## JOB
Transcribe the material below exactly as it appears.

Data excerpts:
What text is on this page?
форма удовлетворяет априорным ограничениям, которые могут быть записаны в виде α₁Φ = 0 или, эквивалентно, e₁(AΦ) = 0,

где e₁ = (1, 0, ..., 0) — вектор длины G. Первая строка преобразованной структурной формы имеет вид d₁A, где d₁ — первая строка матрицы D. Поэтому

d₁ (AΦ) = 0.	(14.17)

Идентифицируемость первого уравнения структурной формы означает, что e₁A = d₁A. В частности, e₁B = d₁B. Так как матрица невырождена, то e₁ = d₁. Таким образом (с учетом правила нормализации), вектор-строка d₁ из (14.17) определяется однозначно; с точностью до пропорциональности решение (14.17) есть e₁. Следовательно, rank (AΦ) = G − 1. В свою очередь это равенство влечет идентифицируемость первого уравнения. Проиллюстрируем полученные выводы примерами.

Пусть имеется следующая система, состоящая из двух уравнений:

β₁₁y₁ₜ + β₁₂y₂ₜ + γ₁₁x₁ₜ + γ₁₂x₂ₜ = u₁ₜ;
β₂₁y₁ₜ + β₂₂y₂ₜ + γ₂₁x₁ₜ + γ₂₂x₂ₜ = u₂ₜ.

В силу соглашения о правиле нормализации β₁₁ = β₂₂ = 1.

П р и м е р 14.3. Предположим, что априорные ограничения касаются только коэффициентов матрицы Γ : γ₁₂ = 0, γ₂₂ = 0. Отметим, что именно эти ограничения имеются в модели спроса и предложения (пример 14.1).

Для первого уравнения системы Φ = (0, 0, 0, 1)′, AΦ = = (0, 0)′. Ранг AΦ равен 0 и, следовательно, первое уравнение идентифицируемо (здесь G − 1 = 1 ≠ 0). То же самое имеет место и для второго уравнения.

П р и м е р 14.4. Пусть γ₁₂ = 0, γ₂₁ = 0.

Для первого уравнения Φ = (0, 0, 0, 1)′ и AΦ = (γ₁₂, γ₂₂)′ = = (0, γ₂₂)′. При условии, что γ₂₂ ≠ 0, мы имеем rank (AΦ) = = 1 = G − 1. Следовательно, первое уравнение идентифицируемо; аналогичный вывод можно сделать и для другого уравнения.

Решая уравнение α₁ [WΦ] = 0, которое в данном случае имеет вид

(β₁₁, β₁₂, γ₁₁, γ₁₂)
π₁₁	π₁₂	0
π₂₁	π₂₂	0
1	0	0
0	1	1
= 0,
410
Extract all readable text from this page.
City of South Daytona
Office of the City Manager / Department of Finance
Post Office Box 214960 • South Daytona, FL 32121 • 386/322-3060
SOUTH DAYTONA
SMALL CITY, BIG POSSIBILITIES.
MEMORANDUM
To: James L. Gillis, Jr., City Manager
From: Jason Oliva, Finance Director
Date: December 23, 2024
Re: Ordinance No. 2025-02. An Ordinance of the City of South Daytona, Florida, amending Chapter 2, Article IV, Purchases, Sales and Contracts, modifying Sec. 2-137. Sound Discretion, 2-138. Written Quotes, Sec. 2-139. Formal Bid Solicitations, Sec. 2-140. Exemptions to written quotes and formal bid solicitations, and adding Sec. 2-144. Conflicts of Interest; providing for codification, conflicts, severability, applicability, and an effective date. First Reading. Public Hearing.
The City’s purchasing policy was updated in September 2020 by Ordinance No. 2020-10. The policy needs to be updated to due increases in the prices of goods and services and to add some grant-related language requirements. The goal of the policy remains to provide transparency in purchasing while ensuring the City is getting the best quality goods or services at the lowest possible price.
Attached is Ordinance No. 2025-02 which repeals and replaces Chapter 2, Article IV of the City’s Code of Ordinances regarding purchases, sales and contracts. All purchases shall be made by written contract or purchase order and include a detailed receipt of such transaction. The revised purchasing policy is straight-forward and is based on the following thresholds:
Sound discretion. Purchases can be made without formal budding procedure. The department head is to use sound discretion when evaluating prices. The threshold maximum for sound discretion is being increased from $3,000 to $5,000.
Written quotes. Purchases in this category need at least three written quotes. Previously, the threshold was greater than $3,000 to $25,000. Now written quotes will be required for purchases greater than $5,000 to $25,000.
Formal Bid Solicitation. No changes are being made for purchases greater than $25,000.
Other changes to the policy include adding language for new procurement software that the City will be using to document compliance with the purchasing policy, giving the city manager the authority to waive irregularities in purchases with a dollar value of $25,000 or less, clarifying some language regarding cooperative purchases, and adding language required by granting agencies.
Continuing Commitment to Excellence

## CORRECT RESPONSE
What text is on this page?
форма удовлетворяет априорным ограничениям, которые могут быть записаны в виде α₁Φ = 0 или, эквивалентно, e₁(AΦ) = 0,

где e₁ = (1, 0, ..., 0) — вектор длины G. Первая строка преобразованной структурной формы имеет вид d₁A, где d₁ — первая строка матрицы D. Поэтому

d₁ (AΦ) = 0.	(14.17)

Идентифицируемость первого уравнения структурной формы означает, что e₁A = d₁A. В частности, e₁B = d₁B. Так как матрица невырождена, то e₁ = d₁. Таким образом (с учетом правила нормализации), вектор-строка d₁ из (14.17) определяется однозначно; с точностью до пропорциональности решение (14.17) есть e₁. Следовательно, rank (AΦ) = G − 1. В свою очередь это равенство влечет идентифицируемость первого уравнения. Проиллюстрируем полученные выводы примерами.

Пусть имеется следующая система, состоящая из двух уравнений:

β₁₁y₁ₜ + β₁₂y₂ₜ + γ₁₁x₁ₜ + γ₁₂x₂ₜ = u₁ₜ;
β₂₁y₁ₜ + β₂₂y₂ₜ + γ₂₁x₁ₜ + γ₂₂x₂ₜ = u₂ₜ.

В силу соглашения о правиле нормализации β₁₁ = β₂₂ = 1.

П р и м е р 14.3. Предположим, что априорные ограничения касаются только коэффициентов матрицы Γ : γ₁₂ = 0, γ₂₂ = 0. Отметим, что именно эти ограничения имеются в модели спроса и предложения (пример 14.1).

Для первого уравнения системы Φ = (0, 0, 0, 1)′, AΦ = = (0, 0)′. Ранг AΦ равен 0 и, следовательно, первое уравнение идентифицируемо (здесь G − 1 = 1 ≠ 0). То же самое имеет место и для второго уравнения.

П р и м е р 14.4. Пусть γ₁₂ = 0, γ₂₁ = 0.

Для первого уравнения Φ = (0, 0, 0, 1)′ и AΦ = (γ₁₂, γ₂₂)′ = = (0, γ₂₂)′. При условии, что γ₂₂ ≠ 0, мы имеем rank (AΦ) = = 1 = G − 1. Следовательно, первое уравнение идентифицируемо; аналогичный вывод можно сделать и для другого уравнения.

Решая уравнение α₁ [WΦ] = 0, которое в данном случае имеет вид

(β₁₁, β₁₂, γ₁₁, γ₁₂)
π₁₁	π₁₂	0
π₂₁	π₂₂	0
1	0	0
0	1	1
= 0,
410
Extract all readable text from this page.
City of South Daytona
Office of the City Manager / Department of Finance
Post Office Box 214960 • South Daytona, FL 32121 • 386/322-3060
SOUTH DAYTONA
SMALL CITY, BIG POSSIBILITIES.
MEMORANDUM
To: James L. Gillis, Jr., City Manager
From: Jason Oliva, Finance Director
Date: December 23, 2024
Re: Ordinance No. 2025-02. An Ordinance of the City of South Daytona, Florida, amending Chapter 2, Article IV, Purchases, Sales and Contracts, modifying Sec. 2-137. Sound Discretion, 2-138. Written Quotes, Sec. 2-139. Formal Bid Solicitations, Sec. 2-140. Exemptions to written quotes and formal bid solicitations, and adding Sec. 2-144. Conflicts of Interest; providing for codification, conflicts, severability, applicability, and an effective date. First Reading. Public Hearing.
The City’s purchasing policy was updated in September 2020 by Ordinance No. 2020-10. The policy needs to be updated to due increases in the prices of goods and services and to add some grant-related language requirements. The goal of the policy remains to provide transparency in purchasing while ensuring the City is getting the best quality goods or services at the lowest possible price.
Attached is Ordinance No. 2025-02 which repeals and replaces Chapter 2, Article IV of the City’s Code of Ordinances regarding purchases, sales and contracts. All purchases shall be made by written contract or purchase order and include a detailed receipt of such transaction. The revised purchasing policy is straight-forward and is based on the following thresholds:
Sound discretion. Purchases can be made without formal budding procedure. The department head is to use sound discretion when evaluating prices. The threshold maximum for sound discretion is being increased from $3,000 to $5,000.
Written quotes. Purchases in this category need at least three written quotes. Previously, the threshold was greater than $3,000 to $25,000. Now written quotes will be required for purchases greater than $5,000 to $25,000.
Formal Bid Solicitation. No changes are being made for purchases greater than $25,000.
Other changes to the policy include adding language for new procurement software that the City will be using to document compliance with the purchasing policy, giving the city manager the authority to waive irregularities in purchases with a dollar value of $25,000 or less, clarifying some language regarding cooperative purchases, and adding language required by granting agencies.
Continuing Commitment to Excellence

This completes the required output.